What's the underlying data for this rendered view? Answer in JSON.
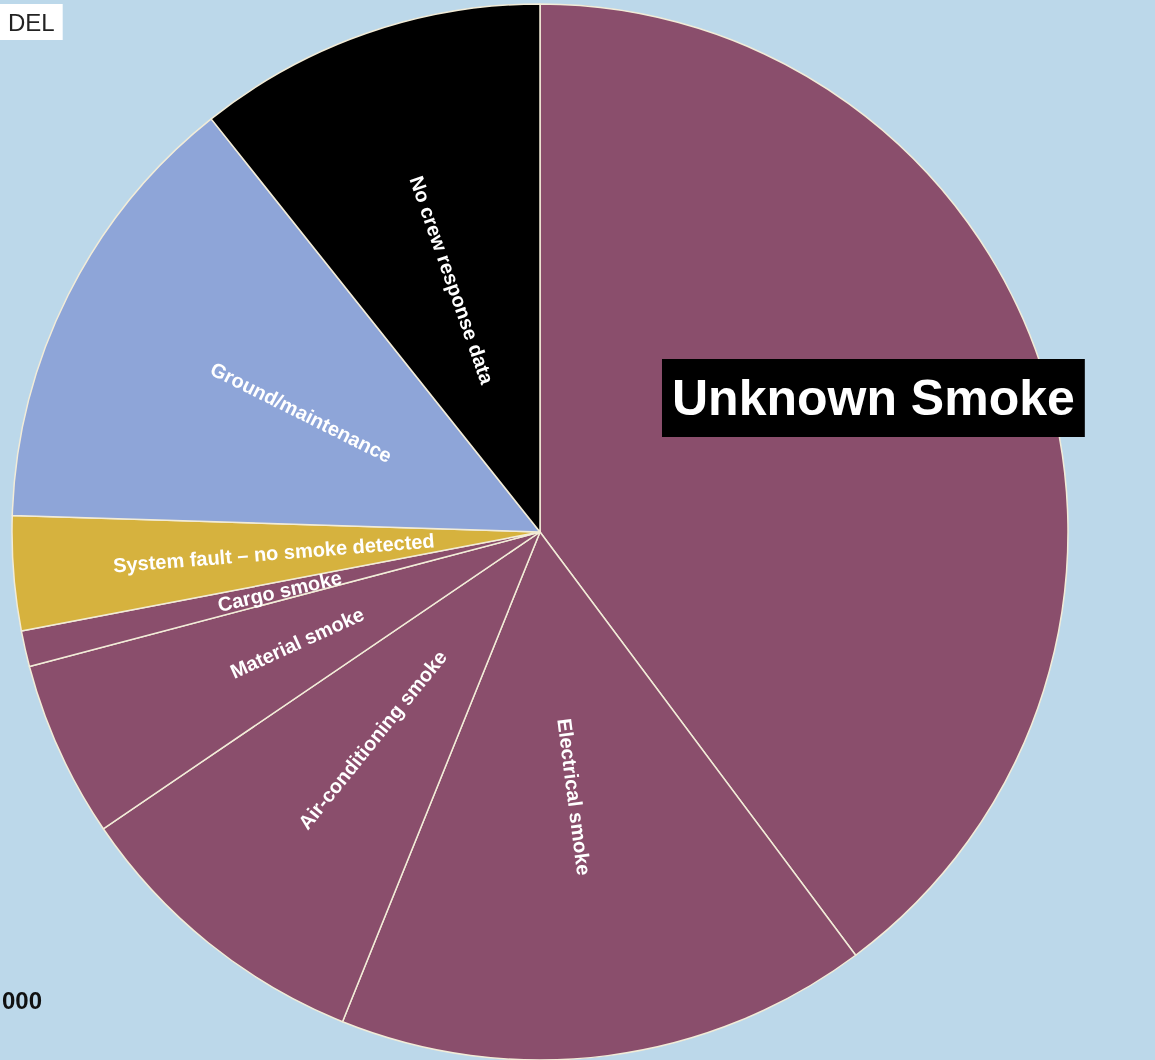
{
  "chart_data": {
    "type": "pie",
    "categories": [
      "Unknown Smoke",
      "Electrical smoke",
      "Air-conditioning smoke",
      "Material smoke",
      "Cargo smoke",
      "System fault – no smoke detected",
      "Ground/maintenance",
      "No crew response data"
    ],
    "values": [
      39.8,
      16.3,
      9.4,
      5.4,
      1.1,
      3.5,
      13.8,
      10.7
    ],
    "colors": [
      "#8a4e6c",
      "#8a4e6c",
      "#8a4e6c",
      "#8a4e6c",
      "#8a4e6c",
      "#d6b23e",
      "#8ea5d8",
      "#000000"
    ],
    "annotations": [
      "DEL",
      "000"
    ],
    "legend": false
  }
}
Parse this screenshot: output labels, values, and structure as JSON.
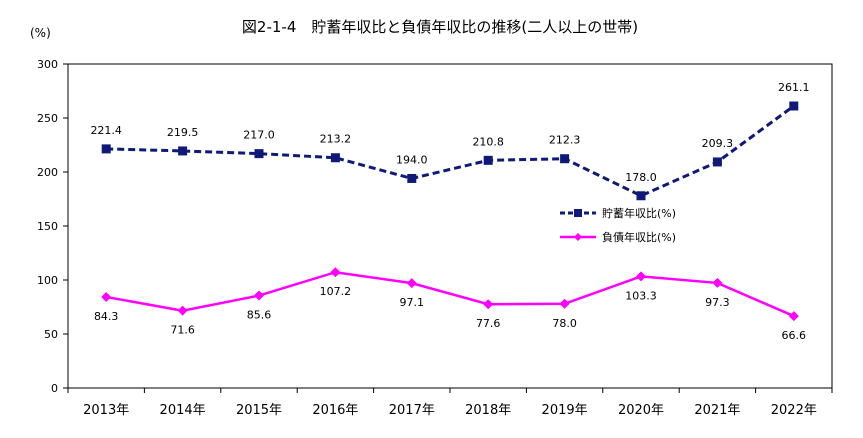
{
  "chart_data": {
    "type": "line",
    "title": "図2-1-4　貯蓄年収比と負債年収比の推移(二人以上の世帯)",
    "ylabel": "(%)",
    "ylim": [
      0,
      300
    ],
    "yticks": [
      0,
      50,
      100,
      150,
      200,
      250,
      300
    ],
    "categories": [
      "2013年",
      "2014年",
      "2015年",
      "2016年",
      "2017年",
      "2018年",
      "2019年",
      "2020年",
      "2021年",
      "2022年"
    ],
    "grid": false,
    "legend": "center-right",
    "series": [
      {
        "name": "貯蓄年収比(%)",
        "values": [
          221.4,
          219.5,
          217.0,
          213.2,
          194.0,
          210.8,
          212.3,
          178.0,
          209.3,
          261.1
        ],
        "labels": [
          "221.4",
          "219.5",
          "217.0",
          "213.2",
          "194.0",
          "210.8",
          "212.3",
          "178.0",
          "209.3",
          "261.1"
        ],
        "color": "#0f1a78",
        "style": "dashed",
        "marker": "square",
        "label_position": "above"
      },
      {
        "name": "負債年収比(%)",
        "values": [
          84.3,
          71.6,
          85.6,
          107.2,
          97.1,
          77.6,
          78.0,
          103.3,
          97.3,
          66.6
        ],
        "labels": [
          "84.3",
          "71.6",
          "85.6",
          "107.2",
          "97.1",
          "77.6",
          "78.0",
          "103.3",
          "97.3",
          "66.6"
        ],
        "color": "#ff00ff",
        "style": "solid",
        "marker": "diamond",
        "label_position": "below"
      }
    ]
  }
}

→ Aim of the task
Will you restate every entry word for word and omit the images?

→ Task response
What's the underlying data for this rendered view? Answer in JSON.
{
  "chart_data": {
    "type": "pie",
    "categories": [
      "Unknown Smoke",
      "Electrical smoke",
      "Air-conditioning smoke",
      "Material smoke",
      "Cargo smoke",
      "System fault – no smoke detected",
      "Ground/maintenance",
      "No crew response data"
    ],
    "values": [
      39.8,
      16.3,
      9.4,
      5.4,
      1.1,
      3.5,
      13.8,
      10.7
    ],
    "colors": [
      "#8a4e6c",
      "#8a4e6c",
      "#8a4e6c",
      "#8a4e6c",
      "#8a4e6c",
      "#d6b23e",
      "#8ea5d8",
      "#000000"
    ],
    "annotations": [
      "DEL",
      "000"
    ],
    "legend": false
  }
}
Parse this screenshot: output labels, values, and structure as JSON.
{
  "chart_data": {
    "type": "line",
    "title": "図2-1-4　貯蓄年収比と負債年収比の推移(二人以上の世帯)",
    "ylabel": "(%)",
    "ylim": [
      0,
      300
    ],
    "yticks": [
      0,
      50,
      100,
      150,
      200,
      250,
      300
    ],
    "categories": [
      "2013年",
      "2014年",
      "2015年",
      "2016年",
      "2017年",
      "2018年",
      "2019年",
      "2020年",
      "2021年",
      "2022年"
    ],
    "grid": false,
    "legend": "center-right",
    "series": [
      {
        "name": "貯蓄年収比(%)",
        "values": [
          221.4,
          219.5,
          217.0,
          213.2,
          194.0,
          210.8,
          212.3,
          178.0,
          209.3,
          261.1
        ],
        "labels": [
          "221.4",
          "219.5",
          "217.0",
          "213.2",
          "194.0",
          "210.8",
          "212.3",
          "178.0",
          "209.3",
          "261.1"
        ],
        "color": "#0f1a78",
        "style": "dashed",
        "marker": "square",
        "label_position": "above"
      },
      {
        "name": "負債年収比(%)",
        "values": [
          84.3,
          71.6,
          85.6,
          107.2,
          97.1,
          77.6,
          78.0,
          103.3,
          97.3,
          66.6
        ],
        "labels": [
          "84.3",
          "71.6",
          "85.6",
          "107.2",
          "97.1",
          "77.6",
          "78.0",
          "103.3",
          "97.3",
          "66.6"
        ],
        "color": "#ff00ff",
        "style": "solid",
        "marker": "diamond",
        "label_position": "below"
      }
    ]
  }
}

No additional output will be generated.